■ DATA PROVIDED:

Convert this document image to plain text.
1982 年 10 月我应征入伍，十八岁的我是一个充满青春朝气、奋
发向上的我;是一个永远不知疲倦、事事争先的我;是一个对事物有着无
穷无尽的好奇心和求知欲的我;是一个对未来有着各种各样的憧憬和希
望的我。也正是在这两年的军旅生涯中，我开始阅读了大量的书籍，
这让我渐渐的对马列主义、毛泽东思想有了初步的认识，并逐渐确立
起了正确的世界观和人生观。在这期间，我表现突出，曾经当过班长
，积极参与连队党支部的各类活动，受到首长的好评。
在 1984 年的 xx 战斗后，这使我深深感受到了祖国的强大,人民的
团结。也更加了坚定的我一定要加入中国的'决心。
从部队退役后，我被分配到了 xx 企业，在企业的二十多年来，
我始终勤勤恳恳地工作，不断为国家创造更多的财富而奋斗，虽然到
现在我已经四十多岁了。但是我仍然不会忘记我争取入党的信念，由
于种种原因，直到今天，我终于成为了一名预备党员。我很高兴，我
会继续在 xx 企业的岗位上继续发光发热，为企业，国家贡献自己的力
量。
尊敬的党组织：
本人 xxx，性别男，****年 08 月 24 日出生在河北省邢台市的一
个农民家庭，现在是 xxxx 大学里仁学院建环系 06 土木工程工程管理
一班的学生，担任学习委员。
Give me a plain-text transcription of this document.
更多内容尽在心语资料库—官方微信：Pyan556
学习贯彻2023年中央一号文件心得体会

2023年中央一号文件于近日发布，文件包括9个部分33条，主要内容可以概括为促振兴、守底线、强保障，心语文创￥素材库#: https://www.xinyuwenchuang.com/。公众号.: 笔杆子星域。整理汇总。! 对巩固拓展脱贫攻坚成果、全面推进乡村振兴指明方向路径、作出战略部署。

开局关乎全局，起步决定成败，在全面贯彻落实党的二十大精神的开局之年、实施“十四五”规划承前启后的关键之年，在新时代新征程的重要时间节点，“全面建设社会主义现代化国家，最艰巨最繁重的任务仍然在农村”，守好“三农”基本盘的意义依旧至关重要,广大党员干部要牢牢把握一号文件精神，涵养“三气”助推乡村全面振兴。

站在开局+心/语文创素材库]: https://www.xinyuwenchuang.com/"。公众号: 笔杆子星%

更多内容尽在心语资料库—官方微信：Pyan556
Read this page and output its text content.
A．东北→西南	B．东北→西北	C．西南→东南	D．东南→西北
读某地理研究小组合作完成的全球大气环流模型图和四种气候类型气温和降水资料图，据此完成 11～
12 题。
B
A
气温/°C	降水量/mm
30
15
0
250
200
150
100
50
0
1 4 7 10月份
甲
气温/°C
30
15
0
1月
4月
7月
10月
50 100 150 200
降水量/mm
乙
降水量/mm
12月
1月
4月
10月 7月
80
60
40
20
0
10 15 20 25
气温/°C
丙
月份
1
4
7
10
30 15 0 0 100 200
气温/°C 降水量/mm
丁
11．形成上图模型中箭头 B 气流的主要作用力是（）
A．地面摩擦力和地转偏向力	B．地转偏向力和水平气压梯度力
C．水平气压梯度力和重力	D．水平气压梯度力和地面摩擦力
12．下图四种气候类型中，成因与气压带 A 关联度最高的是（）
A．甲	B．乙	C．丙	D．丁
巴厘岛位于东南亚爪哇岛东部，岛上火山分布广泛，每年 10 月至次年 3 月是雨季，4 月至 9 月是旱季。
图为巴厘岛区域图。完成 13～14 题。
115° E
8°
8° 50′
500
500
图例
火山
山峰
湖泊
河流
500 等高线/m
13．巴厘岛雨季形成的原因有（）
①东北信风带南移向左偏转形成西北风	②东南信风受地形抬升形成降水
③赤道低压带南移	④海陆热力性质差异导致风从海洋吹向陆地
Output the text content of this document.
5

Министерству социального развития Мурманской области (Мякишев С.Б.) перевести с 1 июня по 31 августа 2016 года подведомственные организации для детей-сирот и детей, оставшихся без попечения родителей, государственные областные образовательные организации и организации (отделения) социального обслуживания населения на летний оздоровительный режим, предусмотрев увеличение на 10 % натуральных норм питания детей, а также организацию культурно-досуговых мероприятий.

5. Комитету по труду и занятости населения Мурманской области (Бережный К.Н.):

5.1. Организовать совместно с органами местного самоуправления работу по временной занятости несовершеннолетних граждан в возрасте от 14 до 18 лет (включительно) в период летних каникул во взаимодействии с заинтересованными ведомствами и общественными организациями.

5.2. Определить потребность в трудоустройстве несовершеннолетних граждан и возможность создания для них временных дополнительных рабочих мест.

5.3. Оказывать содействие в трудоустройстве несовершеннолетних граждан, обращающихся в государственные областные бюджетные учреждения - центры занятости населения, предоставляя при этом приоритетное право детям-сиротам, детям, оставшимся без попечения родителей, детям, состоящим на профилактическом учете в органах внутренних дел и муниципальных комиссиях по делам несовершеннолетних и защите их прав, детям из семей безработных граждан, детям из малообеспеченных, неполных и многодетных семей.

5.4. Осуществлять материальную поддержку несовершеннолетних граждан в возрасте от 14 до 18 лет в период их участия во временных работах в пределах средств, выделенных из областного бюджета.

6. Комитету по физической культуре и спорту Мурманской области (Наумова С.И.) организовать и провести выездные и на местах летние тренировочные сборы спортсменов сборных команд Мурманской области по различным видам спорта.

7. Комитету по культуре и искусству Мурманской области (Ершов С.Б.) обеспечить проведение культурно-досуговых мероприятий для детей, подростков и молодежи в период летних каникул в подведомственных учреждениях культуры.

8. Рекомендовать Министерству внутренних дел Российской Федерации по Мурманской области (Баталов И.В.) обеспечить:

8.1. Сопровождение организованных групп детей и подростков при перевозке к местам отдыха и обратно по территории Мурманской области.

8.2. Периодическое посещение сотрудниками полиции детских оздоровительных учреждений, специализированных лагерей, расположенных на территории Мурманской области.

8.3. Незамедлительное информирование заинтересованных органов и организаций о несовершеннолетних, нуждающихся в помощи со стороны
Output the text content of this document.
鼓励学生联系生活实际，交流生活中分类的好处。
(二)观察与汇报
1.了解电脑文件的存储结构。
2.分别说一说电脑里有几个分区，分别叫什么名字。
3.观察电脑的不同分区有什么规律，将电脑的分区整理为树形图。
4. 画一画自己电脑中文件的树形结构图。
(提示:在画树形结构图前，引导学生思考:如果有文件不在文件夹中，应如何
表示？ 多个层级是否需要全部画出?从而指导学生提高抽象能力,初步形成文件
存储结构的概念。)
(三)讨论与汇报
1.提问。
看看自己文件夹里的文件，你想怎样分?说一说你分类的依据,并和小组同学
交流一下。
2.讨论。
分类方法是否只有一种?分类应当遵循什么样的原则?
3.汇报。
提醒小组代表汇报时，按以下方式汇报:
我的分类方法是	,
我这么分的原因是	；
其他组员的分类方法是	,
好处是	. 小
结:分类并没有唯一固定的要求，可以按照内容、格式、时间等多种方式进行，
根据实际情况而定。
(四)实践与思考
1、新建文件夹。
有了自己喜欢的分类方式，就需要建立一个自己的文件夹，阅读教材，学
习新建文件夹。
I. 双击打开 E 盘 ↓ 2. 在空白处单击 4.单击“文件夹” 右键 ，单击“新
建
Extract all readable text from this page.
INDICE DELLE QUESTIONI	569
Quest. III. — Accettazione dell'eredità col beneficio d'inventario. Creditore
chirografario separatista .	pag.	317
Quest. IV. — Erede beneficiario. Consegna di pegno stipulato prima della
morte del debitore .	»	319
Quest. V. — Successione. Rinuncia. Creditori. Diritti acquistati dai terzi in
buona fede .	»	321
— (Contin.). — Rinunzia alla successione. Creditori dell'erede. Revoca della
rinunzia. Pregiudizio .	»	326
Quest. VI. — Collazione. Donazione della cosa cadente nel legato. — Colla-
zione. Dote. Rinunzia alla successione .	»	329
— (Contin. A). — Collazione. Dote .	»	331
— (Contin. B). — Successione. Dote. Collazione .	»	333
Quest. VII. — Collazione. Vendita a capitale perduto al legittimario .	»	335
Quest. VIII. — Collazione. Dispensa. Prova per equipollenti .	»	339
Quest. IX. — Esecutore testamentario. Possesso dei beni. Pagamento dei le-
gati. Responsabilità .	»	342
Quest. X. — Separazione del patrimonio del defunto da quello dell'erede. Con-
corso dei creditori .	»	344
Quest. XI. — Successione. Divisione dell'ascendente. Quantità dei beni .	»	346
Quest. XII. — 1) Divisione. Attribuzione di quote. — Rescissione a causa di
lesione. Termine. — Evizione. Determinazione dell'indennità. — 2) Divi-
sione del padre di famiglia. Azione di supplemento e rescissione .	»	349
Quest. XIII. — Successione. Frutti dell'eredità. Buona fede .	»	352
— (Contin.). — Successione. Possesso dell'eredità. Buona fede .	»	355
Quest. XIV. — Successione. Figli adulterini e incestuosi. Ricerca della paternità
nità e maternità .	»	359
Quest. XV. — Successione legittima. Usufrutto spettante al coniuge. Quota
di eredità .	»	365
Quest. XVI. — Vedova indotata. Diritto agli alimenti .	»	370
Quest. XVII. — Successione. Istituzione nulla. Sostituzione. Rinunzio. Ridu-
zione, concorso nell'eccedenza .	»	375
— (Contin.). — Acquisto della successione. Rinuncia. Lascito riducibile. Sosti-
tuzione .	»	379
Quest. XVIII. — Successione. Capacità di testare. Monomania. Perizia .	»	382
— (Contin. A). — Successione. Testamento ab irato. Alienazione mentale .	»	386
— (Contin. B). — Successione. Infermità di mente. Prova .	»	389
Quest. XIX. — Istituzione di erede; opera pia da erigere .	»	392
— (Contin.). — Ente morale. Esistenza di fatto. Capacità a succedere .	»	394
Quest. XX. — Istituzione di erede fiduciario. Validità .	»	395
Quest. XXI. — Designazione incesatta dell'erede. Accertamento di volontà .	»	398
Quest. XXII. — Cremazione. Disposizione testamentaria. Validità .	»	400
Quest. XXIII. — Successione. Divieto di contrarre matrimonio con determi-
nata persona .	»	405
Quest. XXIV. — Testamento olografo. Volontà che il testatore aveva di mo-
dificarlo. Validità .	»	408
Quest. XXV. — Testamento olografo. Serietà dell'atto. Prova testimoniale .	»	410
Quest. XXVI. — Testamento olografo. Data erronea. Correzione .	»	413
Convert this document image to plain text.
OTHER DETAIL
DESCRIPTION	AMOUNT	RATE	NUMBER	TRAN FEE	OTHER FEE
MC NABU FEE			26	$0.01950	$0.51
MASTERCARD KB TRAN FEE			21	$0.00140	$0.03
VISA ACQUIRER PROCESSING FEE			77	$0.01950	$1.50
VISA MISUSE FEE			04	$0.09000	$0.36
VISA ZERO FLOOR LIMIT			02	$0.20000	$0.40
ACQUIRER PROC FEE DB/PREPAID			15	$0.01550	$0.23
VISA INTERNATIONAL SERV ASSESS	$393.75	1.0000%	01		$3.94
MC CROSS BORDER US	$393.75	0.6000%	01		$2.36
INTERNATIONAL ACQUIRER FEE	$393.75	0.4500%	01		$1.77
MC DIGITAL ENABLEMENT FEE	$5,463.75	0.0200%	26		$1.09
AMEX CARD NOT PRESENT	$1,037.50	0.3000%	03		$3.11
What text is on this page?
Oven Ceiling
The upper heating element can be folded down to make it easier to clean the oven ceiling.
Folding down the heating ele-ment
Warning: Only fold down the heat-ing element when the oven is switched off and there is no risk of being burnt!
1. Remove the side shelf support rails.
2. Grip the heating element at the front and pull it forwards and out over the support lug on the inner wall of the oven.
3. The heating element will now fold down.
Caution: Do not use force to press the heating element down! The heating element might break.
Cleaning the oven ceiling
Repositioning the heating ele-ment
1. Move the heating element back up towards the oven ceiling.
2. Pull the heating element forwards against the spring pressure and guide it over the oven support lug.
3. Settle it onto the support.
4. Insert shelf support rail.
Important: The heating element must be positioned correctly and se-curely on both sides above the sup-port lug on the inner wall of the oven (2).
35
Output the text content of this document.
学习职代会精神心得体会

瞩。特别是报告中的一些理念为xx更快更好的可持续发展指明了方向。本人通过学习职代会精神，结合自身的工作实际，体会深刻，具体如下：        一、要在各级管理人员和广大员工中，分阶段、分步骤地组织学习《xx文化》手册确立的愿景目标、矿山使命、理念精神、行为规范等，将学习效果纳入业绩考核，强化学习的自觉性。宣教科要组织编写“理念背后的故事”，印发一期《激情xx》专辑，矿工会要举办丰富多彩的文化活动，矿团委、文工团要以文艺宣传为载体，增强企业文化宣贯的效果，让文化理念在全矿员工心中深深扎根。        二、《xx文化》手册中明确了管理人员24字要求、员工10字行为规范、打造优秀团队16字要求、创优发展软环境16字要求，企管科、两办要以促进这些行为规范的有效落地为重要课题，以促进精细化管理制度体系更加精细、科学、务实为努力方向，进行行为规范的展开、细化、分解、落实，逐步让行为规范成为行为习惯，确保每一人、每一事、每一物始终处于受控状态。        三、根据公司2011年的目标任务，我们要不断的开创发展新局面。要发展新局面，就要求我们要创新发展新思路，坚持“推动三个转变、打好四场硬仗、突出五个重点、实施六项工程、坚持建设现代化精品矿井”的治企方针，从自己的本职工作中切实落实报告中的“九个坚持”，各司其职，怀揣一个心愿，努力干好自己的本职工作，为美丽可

■ DIRECTIONS FOR THIS TASK: Show the lines of the records that include the string "olografo".

■ WRITTEN ANSWER:
Quest. XXIV. — Testamento olografo. Volontà che il testatore aveva di mo-
Quest. XXV. — Testamento olografo. Serietà dell'atto. Prova testimoniale .	»	410
Quest. XXVI. — Testamento olografo. Data erronea. Correzione .	»	413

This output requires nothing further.